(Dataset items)
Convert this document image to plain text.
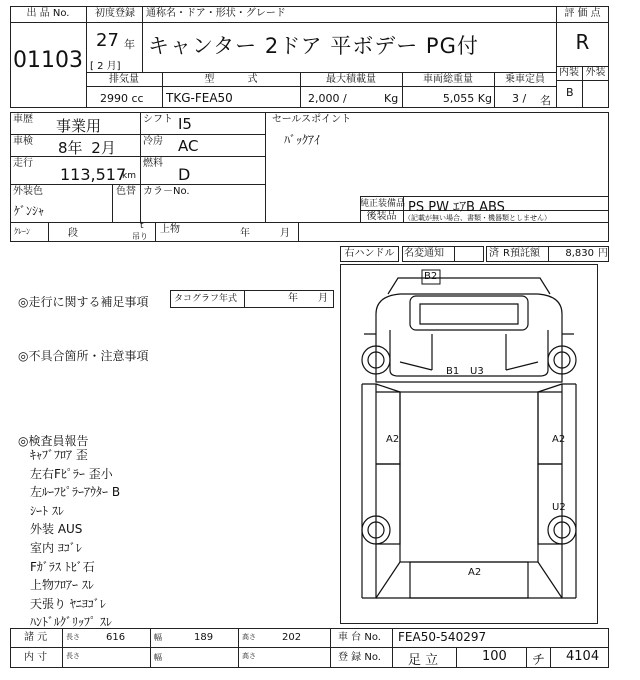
出 品 No.
01103
初度登録	通称名・ドア・形状・グレード
27 年
[ 2 月]
キャンター 2ドア 平ボデー PG付
評 価 点
R
内装 外装
B
排気量	型 式	最大積載量	車両総重量	乗車定員
2990 cc TKG-FEA50	2,000 /	Kg	5,055 Kg 3 / 名
車歴 事業用	シフト I5
車検 8年 2月	冷房 AC
走行
113,517
km
燃料
D
外装色
ｹﾞﾝｼｬ
色替 カラ－No.
セールスポイント
ﾊﾞｯｸｱｲ
純正装備品 PS PW ｴｱB ABS
後装品	（記載が無い場合、書類・機器類としません）
ｸﾚｰﾝ	段
t
吊り
上物	年	月
右ハンドル 名変通知	済 R預託額	8,830 円
◎走行に関する補足事項	タコグラフ年式	年 月
◎不具合箇所・注意事項
◎検査員報告
ｷｬﾌﾞﾌﾛｱ 歪
左右Fﾋﾟﾗｰ 歪小
左ﾙｰﾌﾋﾟﾗｰｱｳﾀｰ B
ｼｰﾄ ｽﾚ
外装 AUS
室内 ﾖｺﾞﾚ
Fｶﾞﾗｽ ﾄﾋﾞ石
上物ﾌﾛｱｰ ｽﾚ
天張り ﾔﾆﾖｺﾞﾚ
ﾊﾝﾄﾞﾙｸﾞﾘｯﾌﾟ ｽﾚ
B2
B1 U3
A2	A2
U2
A2
諸 元	長さ	616	幅	189	高さ	202	車 台 No. FEA50-540297
内 寸	長さ	幅	高さ	登 録 No. 足 立	100 チ 4104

Task to carry out> Omit the pictures and reproduce the listing exactly.

The answer>
Convert this document image to plain text.
出 品 No.
01103
初度登録	通称名・ドア・形状・グレード
27 年
[ 2 月]
キャンター 2ドア 平ボデー PG付
評 価 点
R
内装 外装
B
排気量	型 式	最大積載量	車両総重量	乗車定員
2990 cc TKG-FEA50	2,000 /	Kg	5,055 Kg 3 / 名
車歴 事業用	シフト I5
車検 8年 2月	冷房 AC
走行
113,517
km
燃料
D
外装色
ｹﾞﾝｼｬ
色替 カラ－No.
セールスポイント
ﾊﾞｯｸｱｲ
純正装備品 PS PW ｴｱB ABS
後装品	（記載が無い場合、書類・機器類としません）
ｸﾚｰﾝ	段
t
吊り
上物	年	月
右ハンドル 名変通知	済 R預託額	8,830 円
◎走行に関する補足事項	タコグラフ年式	年 月
◎不具合箇所・注意事項
◎検査員報告
ｷｬﾌﾞﾌﾛｱ 歪
左右Fﾋﾟﾗｰ 歪小
左ﾙｰﾌﾋﾟﾗｰｱｳﾀｰ B
ｼｰﾄ ｽﾚ
外装 AUS
室内 ﾖｺﾞﾚ
Fｶﾞﾗｽ ﾄﾋﾞ石
上物ﾌﾛｱｰ ｽﾚ
天張り ﾔﾆﾖｺﾞﾚ
ﾊﾝﾄﾞﾙｸﾞﾘｯﾌﾟ ｽﾚ
B2
B1 U3
A2	A2
U2
A2
諸 元	長さ	616	幅	189	高さ	202	車 台 No. FEA50-540297
内 寸	長さ	幅	高さ	登 録 No. 足 立	100 チ 4104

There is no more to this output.